The word "practice" occurs in some lines of the data. Return each such line.

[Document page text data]
*** Block opens ***

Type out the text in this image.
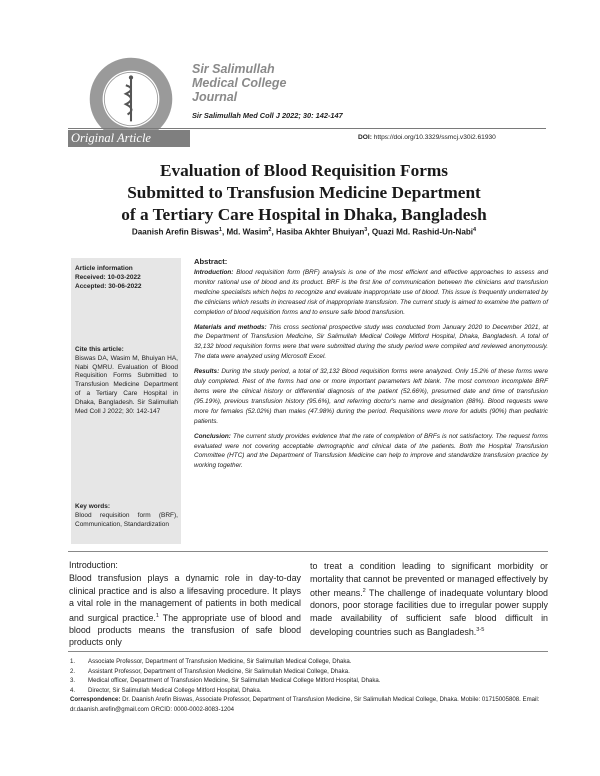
Sir Salimullah
Medical College
Journal
Sir Salimullah Med Coll J 2022; 30: 142-147
Original Article	DOI: https://doi.org/10.3329/ssmcj.v30i2.61930
Evaluation of Blood Requisition Forms
Submitted to Transfusion Medicine Department
of a Tertiary Care Hospital in Dhaka, Bangladesh
Daanish Arefin Biswas$^1$, Md. Wasim$^2$, Hasiba Akhter Bhuiyan$^3$, Quazi Md. Rashid-Un-Nabi$^4$
Article information
Received: 10-03-2022
Accepted: 30-06-2022
Cite this article:
Biswas DA, Wasim M, Bhuiyan HA, Nabi QMRU. Evaluation of Blood Requisition Forms Submitted to Transfusion Medicine Department of a Tertiary Care Hospital in Dhaka, Bangladesh. Sir Salimullah Med Coll J 2022; 30: 142-147
Key words:
Blood requisition form (BRF), Communication, Standardization
Abstract:

Introduction: Blood requisition form (BRF) analysis is one of the most efficient and effective approaches to assess and monitor rational use of blood and its product. BRF is the first line of communication between the clinicians and transfusion medicine specialists which helps to recognize and evaluate inappropriate use of blood. This issue is frequently underrated by the clinicians which results in increased risk of inappropriate transfusion. The current study is aimed to examine the pattern of completion of blood requisition forms and to ensure safe blood transfusion.

Materials and methods: This cross sectional prospective study was conducted from January 2020 to December 2021, at the Department of Transfusion Medicine, Sir Salimullah Medical College Mitford Hospital, Dhaka, Bangladesh. A total of 32,132 blood requisition forms were that were submitted during the study period were compiled and reviewed anonymously. The data were analyzed using Microsoft Excel.

Results: During the study period, a total of 32,132 Blood requisition forms were analyzed. Only 15.2% of these forms were duly completed. Rest of the forms had one or more important parameters left blank. The most common incomplete BRF items were the clinical history or differential diagnosis of the patient (52.66%), presumed date and time of transfusion (95.19%), previous transfusion history (95.6%), and referring doctor's name and designation (88%). Blood requests were more for females (52.02%) than males (47.98%) during the period. Requisitions were more for adults (90%) than pediatric patients.

Conclusion: The current study provides evidence that the rate of completion of BRFs is not satisfactory. The request forms evaluated were not covering acceptable demographic and clinical data of the patients. Both the Hospital Transfusion Committee (HTC) and the Department of Transfusion Medicine can help to improve and standardize transfusion practice by working together.

Introduction:
Blood transfusion plays a dynamic role in day-to-day clinical practice and is also a lifesaving procedure. It plays a vital role in the management of patients in both medical and surgical practice.$^1$ The appropriate use of blood and blood products means the transfusion of safe blood products only
to treat a condition leading to significant morbidity or mortality that cannot be prevented or managed effectively by other means.$^2$ The challenge of inadequate voluntary blood donors, poor storage facilities due to irregular power supply made availability of sufficient safe blood difficult in developing countries such as Bangladesh.$^{3-5}$
1.	Associate Professor, Department of Transfusion Medicine, Sir Salimullah Medical College, Dhaka.
2.	Assistant Professor, Department of Transfusion Medicine, Sir Salimullah Medical College, Dhaka.
3.	Medical officer, Department of Transfusion Medicine, Sir Salimullah Medical College Mitford Hospital, Dhaka.
4.	Director, Sir Salimullah Medical College Mitford Hospital, Dhaka.
Correspondence: Dr. Daanish Arefin Biswas, Associate Professor, Department of Transfusion Medicine, Sir Salimullah Medical College, Dhaka. Mobile: 01715005808. Email: dr.daanish.arefin@gmail.com ORCID: 0000-0002-8083-1204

*** Block closes ***

# Answer area:
Conclusion: The current study provides evidence that the rate of completion of BRFs is not satisfactory. The request forms evaluated were not covering acceptable demographic and clinical data of the patients. Both the Hospital Transfusion Committee (HTC) and the Department of Transfusion Medicine can help to improve and standardize transfusion practice by working together.
Blood transfusion plays a dynamic role in day-to-day clinical practice and is also a lifesaving procedure. It plays a vital role in the management of patients in both medical and surgical practice.$^1$ The appropriate use of blood and blood products means the transfusion of safe blood products only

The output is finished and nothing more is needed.